● What to work on
Across all the lines below, how many contain the string "JSON"? Please reply with the number only.

§ §

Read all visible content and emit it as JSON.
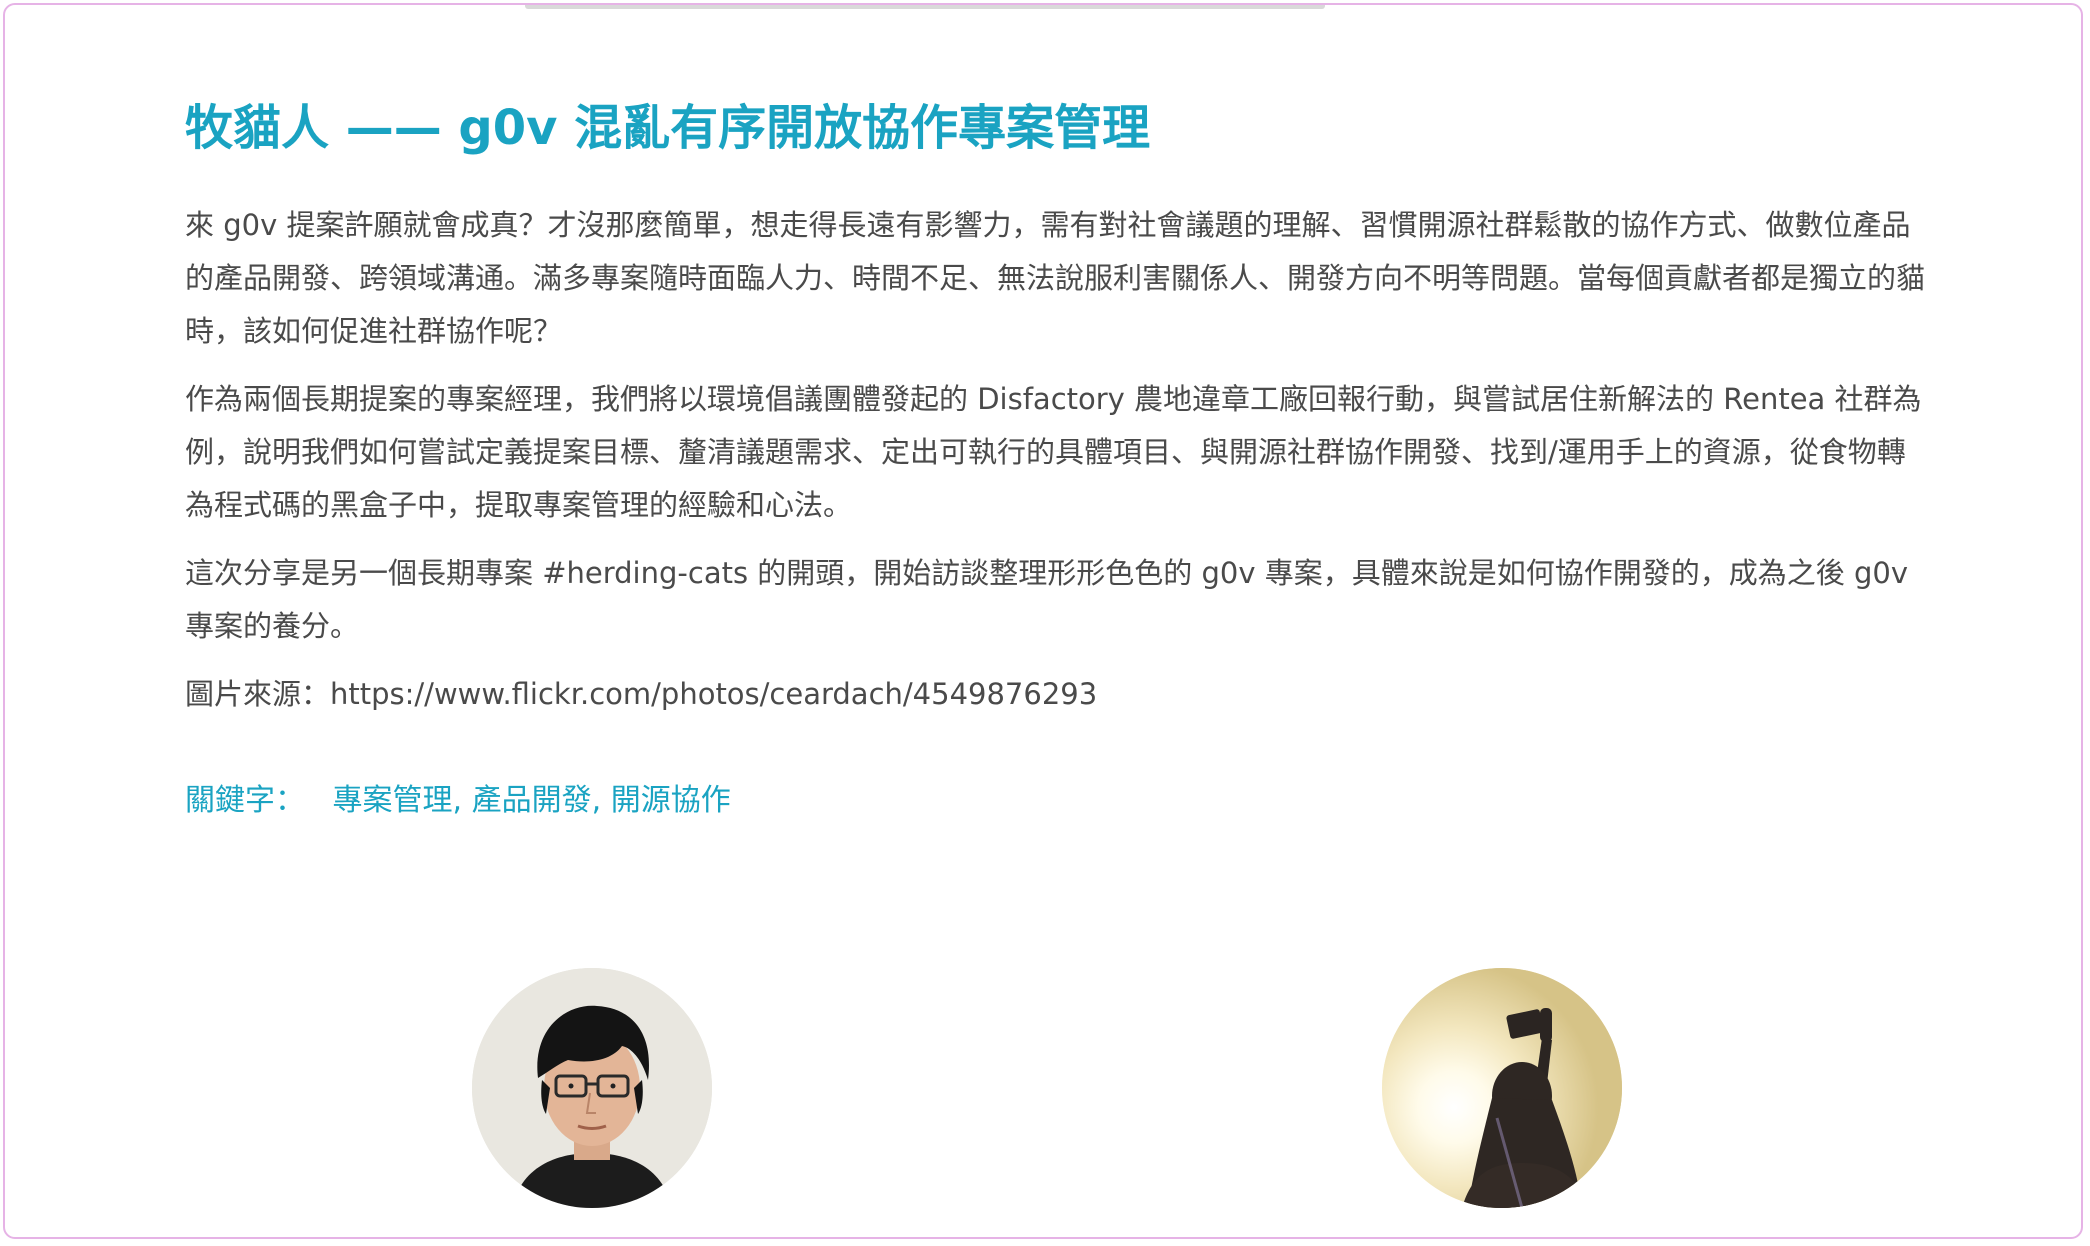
{
  "session": {
    "title": "牧貓人 —— g0v 混亂有序開放協作專案管理",
    "paragraphs": [
      "來 g0v 提案許願就會成真？才沒那麼簡單，想走得長遠有影響力，需有對社會議題的理解、習慣開源社群鬆散的協作方式、做數位產品的產品開發、跨領域溝通。滿多專案隨時面臨人力、時間不足、無法說服利害關係人、開發方向不明等問題。當每個貢獻者都是獨立的貓時，該如何促進社群協作呢？",
      "作為兩個長期提案的專案經理，我們將以環境倡議團體發起的 Disfactory 農地違章工廠回報行動，與嘗試居住新解法的 Rentea 社群為例，說明我們如何嘗試定義提案目標、釐清議題需求、定出可執行的具體項目、與開源社群協作開發、找到/運用手上的資源，從食物轉為程式碼的黑盒子中，提取專案管理的經驗和心法。",
      "這次分享是另一個長期專案 #herding-cats 的開頭，開始訪談整理形形色色的 g0v 專案，具體來說是如何協作開發的，成為之後 g0v 專案的養分。",
      "圖片來源：https://www.flickr.com/photos/ceardach/4549876293"
    ],
    "keywords_label": "關鍵字：",
    "keywords": "專案管理, 產品開發, 開源協作"
  },
  "speakers": [
    {
      "icon": "speaker-avatar-man-glasses-icon"
    },
    {
      "icon": "speaker-avatar-silhouette-sunlight-icon"
    }
  ]
}
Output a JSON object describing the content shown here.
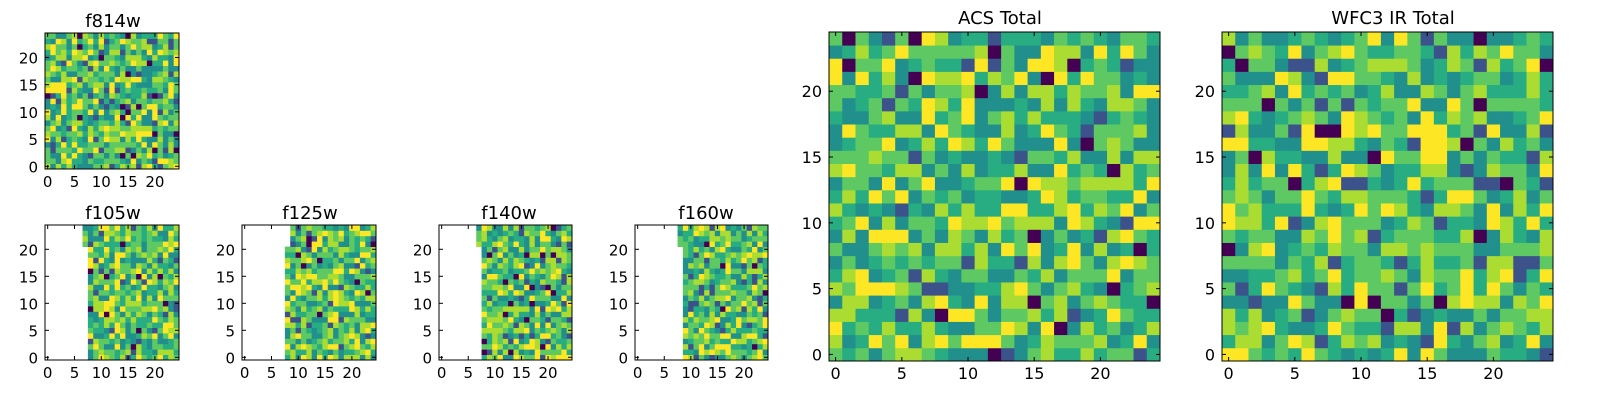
{
  "chart_data": [
    {
      "type": "heatmap",
      "title": "f814w",
      "x_ticks": [
        0,
        5,
        10,
        15,
        20
      ],
      "y_ticks": [
        0,
        5,
        10,
        15,
        20
      ],
      "xlim": [
        -0.5,
        24.5
      ],
      "ylim": [
        -0.5,
        24.5
      ],
      "grid": 25,
      "valid_from_x": 0,
      "valid_from_x_top": 0,
      "colormap": "viridis"
    },
    {
      "type": "heatmap",
      "title": "f105w",
      "x_ticks": [
        0,
        5,
        10,
        15,
        20
      ],
      "y_ticks": [
        0,
        5,
        10,
        15,
        20
      ],
      "xlim": [
        -0.5,
        24.5
      ],
      "ylim": [
        -0.5,
        24.5
      ],
      "grid": 25,
      "valid_from_x": 8,
      "valid_from_x_top": 7,
      "colormap": "viridis"
    },
    {
      "type": "heatmap",
      "title": "f125w",
      "x_ticks": [
        0,
        5,
        10,
        15,
        20
      ],
      "y_ticks": [
        0,
        5,
        10,
        15,
        20
      ],
      "xlim": [
        -0.5,
        24.5
      ],
      "ylim": [
        -0.5,
        24.5
      ],
      "grid": 25,
      "valid_from_x": 8,
      "valid_from_x_top": 9,
      "colormap": "viridis"
    },
    {
      "type": "heatmap",
      "title": "f140w",
      "x_ticks": [
        0,
        5,
        10,
        15,
        20
      ],
      "y_ticks": [
        0,
        5,
        10,
        15,
        20
      ],
      "xlim": [
        -0.5,
        24.5
      ],
      "ylim": [
        -0.5,
        24.5
      ],
      "grid": 25,
      "valid_from_x": 8,
      "valid_from_x_top": 7,
      "colormap": "viridis"
    },
    {
      "type": "heatmap",
      "title": "f160w",
      "x_ticks": [
        0,
        5,
        10,
        15,
        20
      ],
      "y_ticks": [
        0,
        5,
        10,
        15,
        20
      ],
      "xlim": [
        -0.5,
        24.5
      ],
      "ylim": [
        -0.5,
        24.5
      ],
      "grid": 25,
      "valid_from_x": 9,
      "valid_from_x_top": 8,
      "colormap": "viridis"
    },
    {
      "type": "heatmap",
      "title": "ACS Total",
      "x_ticks": [
        0,
        5,
        10,
        15,
        20
      ],
      "y_ticks": [
        0,
        5,
        10,
        15,
        20
      ],
      "xlim": [
        -0.5,
        24.5
      ],
      "ylim": [
        -0.5,
        24.5
      ],
      "grid": 25,
      "valid_from_x": 0,
      "valid_from_x_top": 0,
      "colormap": "viridis"
    },
    {
      "type": "heatmap",
      "title": "WFC3 IR Total",
      "x_ticks": [
        0,
        5,
        10,
        15,
        20
      ],
      "y_ticks": [
        0,
        5,
        10,
        15,
        20
      ],
      "xlim": [
        -0.5,
        24.5
      ],
      "ylim": [
        -0.5,
        24.5
      ],
      "grid": 25,
      "valid_from_x": 0,
      "valid_from_x_top": 0,
      "colormap": "viridis"
    }
  ]
}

§ §

● Exercise result
2